* _Exercise instructions_: Give the count of lines that include the string "content". Add nothing to it.
>>>>
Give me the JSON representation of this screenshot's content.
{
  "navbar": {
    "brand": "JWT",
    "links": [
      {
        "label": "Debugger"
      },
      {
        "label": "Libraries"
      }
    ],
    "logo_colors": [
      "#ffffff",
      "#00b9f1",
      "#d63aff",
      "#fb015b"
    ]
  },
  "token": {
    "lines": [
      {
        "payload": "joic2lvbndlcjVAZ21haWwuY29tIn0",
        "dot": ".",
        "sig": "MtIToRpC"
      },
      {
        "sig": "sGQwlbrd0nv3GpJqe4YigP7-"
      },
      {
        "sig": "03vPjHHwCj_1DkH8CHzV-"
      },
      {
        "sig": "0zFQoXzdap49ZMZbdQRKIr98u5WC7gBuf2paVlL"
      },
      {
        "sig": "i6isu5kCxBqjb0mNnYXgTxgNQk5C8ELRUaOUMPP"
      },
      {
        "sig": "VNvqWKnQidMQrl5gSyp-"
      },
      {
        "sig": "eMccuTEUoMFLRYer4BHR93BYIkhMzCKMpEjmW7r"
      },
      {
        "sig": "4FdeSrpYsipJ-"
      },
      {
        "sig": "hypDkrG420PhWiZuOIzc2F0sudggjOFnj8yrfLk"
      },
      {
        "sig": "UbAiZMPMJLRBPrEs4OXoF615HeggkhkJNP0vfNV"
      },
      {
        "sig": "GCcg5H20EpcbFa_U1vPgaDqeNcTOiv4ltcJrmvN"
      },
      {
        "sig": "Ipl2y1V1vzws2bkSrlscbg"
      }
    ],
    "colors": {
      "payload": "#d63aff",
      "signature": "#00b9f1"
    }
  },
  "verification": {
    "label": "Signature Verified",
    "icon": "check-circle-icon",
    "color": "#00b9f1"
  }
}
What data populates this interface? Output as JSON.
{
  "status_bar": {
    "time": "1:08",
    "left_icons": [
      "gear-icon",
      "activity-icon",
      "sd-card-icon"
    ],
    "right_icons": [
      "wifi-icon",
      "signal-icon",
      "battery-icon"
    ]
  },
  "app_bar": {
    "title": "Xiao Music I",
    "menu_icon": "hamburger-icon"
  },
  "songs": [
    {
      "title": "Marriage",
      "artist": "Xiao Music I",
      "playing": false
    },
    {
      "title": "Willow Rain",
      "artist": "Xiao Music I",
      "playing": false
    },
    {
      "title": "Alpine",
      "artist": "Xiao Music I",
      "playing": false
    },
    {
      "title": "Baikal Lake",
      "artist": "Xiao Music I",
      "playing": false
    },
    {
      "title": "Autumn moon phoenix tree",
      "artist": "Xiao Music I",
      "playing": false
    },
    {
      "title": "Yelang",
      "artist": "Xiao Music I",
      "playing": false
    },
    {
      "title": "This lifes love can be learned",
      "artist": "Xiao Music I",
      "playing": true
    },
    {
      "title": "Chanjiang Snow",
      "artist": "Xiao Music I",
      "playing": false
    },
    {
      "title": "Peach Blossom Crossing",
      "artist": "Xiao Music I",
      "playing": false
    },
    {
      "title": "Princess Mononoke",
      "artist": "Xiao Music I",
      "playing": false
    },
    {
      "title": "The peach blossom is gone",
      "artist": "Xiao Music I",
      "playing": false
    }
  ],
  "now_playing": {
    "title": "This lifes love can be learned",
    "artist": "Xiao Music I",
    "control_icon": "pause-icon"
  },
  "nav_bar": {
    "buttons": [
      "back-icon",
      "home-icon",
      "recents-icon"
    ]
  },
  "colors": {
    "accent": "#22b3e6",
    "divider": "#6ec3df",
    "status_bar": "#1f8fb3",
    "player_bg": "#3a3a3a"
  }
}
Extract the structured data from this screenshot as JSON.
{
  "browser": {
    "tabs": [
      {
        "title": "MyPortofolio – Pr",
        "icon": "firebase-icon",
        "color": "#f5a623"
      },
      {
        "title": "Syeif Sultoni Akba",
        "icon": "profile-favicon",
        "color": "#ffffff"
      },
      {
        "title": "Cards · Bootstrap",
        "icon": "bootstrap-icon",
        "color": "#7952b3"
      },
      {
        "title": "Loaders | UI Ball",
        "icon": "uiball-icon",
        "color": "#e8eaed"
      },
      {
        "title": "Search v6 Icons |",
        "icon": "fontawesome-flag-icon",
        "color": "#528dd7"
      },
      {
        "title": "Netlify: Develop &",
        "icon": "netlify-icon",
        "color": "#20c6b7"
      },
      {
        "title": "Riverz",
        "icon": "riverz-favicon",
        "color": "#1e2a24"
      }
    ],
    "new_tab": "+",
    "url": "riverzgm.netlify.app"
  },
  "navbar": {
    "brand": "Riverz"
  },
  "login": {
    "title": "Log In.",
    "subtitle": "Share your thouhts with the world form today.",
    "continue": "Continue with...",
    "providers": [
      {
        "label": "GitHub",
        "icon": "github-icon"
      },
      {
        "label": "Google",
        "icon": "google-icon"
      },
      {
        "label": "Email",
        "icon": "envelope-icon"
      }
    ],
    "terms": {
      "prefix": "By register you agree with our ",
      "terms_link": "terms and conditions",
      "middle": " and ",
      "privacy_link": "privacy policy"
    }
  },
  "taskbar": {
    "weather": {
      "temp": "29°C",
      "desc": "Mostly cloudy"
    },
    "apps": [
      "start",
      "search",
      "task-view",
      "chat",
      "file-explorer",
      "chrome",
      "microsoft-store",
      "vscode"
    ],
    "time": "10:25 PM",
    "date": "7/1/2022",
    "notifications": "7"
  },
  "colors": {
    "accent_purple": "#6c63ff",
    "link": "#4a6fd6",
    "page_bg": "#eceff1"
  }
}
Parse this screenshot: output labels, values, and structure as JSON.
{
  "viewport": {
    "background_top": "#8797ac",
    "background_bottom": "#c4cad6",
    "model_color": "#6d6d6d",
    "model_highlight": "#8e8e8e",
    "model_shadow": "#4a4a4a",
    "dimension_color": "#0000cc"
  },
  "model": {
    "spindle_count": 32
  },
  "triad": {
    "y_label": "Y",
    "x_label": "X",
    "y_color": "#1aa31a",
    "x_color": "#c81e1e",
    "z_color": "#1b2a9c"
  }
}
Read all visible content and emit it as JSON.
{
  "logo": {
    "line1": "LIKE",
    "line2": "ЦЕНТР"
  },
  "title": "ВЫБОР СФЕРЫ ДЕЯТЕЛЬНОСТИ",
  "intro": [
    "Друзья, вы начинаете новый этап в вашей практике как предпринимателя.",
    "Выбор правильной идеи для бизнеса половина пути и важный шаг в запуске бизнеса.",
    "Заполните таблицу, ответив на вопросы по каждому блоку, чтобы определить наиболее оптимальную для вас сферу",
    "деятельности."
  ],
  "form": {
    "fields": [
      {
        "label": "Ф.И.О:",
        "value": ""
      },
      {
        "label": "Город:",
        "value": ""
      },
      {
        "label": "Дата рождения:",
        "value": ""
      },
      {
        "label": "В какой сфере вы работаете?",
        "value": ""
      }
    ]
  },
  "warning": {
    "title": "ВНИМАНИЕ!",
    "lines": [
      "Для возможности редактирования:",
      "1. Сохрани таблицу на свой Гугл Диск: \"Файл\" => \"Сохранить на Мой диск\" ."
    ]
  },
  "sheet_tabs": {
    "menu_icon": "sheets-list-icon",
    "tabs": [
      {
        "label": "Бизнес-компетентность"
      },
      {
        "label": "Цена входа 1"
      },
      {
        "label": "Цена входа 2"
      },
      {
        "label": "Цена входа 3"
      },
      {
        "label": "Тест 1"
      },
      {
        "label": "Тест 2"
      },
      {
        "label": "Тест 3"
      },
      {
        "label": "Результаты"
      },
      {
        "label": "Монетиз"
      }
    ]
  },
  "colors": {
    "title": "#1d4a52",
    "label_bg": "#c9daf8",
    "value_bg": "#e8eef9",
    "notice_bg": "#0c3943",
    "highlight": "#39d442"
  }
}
<<<<
* _Solution for this exercise_: 2